▶ Opdracht:
Zoek in de onderstaande records alle regels op waarin de tekenreeks "Viikonpäivä" voorkomt, en neem elk van die regels letterlijk over.

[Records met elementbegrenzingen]

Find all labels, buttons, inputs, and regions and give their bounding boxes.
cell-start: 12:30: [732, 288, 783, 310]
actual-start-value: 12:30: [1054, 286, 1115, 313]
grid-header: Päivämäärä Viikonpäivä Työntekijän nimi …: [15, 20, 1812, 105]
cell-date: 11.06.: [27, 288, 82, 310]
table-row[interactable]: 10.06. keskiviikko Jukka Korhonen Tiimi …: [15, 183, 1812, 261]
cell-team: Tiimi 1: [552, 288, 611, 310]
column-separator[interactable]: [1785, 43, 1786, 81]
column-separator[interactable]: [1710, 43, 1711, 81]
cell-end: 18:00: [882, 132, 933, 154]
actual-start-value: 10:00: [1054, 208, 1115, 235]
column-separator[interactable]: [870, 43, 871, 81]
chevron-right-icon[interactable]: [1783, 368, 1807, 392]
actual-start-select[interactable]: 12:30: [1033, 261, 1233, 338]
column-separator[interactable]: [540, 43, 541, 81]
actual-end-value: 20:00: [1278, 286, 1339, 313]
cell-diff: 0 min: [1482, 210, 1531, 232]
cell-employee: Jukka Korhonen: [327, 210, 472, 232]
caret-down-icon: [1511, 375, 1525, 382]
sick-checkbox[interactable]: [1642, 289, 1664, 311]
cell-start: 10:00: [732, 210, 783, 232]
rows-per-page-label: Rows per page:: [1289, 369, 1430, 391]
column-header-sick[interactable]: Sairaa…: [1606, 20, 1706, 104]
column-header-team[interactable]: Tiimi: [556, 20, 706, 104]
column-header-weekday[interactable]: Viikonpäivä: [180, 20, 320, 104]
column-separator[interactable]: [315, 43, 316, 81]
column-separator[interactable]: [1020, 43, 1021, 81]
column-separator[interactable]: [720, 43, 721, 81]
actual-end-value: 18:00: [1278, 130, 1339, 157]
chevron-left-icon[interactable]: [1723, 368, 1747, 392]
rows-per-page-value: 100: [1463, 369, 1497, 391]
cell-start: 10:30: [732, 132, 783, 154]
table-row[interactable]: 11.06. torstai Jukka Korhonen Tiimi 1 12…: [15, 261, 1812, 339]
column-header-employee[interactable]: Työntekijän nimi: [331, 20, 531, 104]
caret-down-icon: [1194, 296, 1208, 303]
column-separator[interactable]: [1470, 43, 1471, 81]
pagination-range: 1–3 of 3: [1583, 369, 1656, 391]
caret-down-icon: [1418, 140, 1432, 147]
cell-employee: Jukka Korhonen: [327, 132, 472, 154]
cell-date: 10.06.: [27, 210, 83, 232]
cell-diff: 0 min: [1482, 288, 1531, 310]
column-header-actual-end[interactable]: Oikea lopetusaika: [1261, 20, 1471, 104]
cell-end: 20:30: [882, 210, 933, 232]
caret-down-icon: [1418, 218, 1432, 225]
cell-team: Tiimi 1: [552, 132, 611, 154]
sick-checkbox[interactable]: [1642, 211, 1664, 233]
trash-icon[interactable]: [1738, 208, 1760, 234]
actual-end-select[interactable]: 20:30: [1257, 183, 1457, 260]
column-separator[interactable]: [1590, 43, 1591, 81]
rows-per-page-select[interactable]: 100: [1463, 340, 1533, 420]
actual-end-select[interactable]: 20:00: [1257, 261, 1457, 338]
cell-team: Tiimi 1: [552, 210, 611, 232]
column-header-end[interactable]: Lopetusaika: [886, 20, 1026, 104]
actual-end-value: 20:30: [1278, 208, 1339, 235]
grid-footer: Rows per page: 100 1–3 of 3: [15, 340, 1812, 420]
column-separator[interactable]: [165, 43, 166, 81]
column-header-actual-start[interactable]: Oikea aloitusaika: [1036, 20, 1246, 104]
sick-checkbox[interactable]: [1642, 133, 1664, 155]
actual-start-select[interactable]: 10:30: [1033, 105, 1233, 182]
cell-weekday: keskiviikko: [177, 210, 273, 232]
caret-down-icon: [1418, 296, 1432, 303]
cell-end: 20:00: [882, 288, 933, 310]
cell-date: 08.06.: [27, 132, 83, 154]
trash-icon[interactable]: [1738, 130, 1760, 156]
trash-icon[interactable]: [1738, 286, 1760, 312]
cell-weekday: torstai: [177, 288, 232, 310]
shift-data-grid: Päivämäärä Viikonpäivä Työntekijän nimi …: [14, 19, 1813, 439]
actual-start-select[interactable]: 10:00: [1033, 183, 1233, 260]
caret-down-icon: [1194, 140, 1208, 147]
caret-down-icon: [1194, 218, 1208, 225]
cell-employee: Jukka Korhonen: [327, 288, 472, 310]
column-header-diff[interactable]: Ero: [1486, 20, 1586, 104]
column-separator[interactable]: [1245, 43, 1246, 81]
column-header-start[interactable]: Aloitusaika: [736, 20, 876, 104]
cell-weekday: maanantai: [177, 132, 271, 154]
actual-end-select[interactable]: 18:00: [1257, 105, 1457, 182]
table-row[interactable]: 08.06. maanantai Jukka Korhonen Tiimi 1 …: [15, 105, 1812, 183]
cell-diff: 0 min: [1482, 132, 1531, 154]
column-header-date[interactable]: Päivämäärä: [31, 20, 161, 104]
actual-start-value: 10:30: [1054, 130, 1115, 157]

▶ Oplossing:
grid-header: Päivämäärä Viikonpäivä Työntekijän nimi …: [15, 20, 1812, 105]
column-header-weekday[interactable]: Viikonpäivä: [180, 20, 320, 104]
shift-data-grid: Päivämäärä Viikonpäivä Työntekijän nimi …: [14, 19, 1813, 439]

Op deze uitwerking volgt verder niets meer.